***** RECORD SET *****
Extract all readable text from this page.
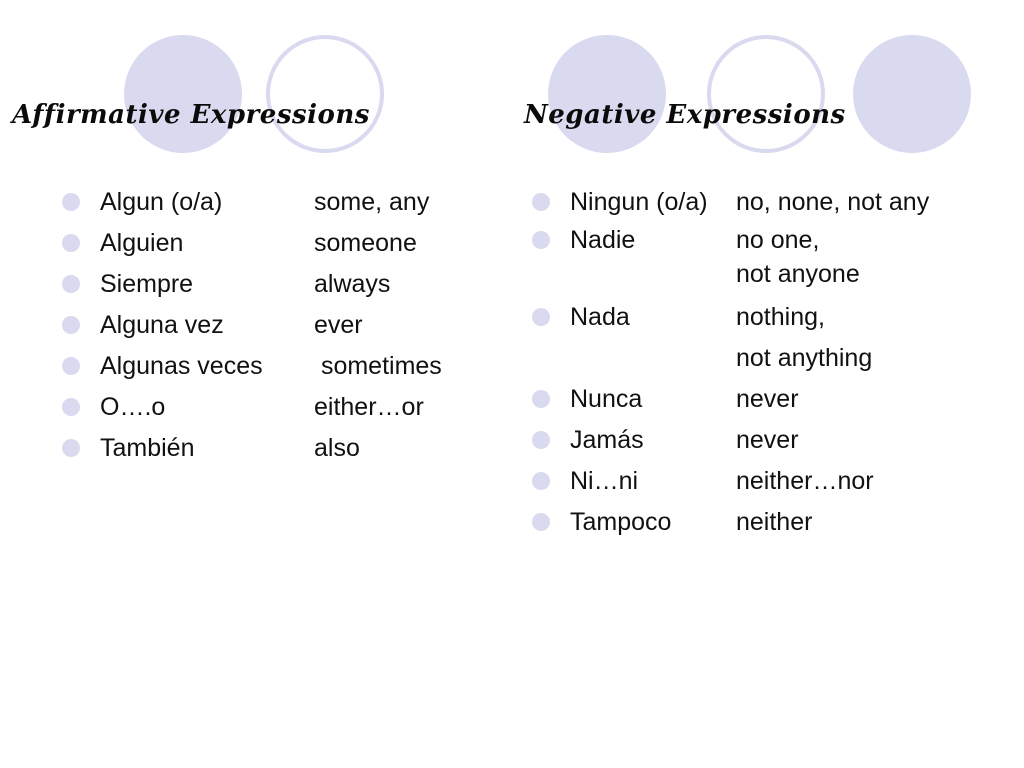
Affirmative Expressions	Negative Expressions
Algun (o/a)	some, any
Alguien	someone
Siempre	always
Alguna vez	ever
Algunas veces	sometimes
O….o	either…or
También	also
Ningun (o/a)	no, none, not any
Nadie	no one,
not anyone
Nada	nothing,
not anything
Nunca	never
Jamás	never
Ni…ni	neither…nor
Tampoco	neither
*****
STATED EXERCISE
Each line in the records above should be reproduced exactly; images are not copied.

TASK SOLUTION
Extract all readable text from this page.
Affirmative Expressions	Negative Expressions
Algun (o/a)	some, any
Alguien	someone
Siempre	always
Alguna vez	ever
Algunas veces	sometimes
O….o	either…or
También	also
Ningun (o/a)	no, none, not any
Nadie	no one,
not anyone
Nada	nothing,
not anything
Nunca	never
Jamás	never
Ni…ni	neither…nor
Tampoco	neither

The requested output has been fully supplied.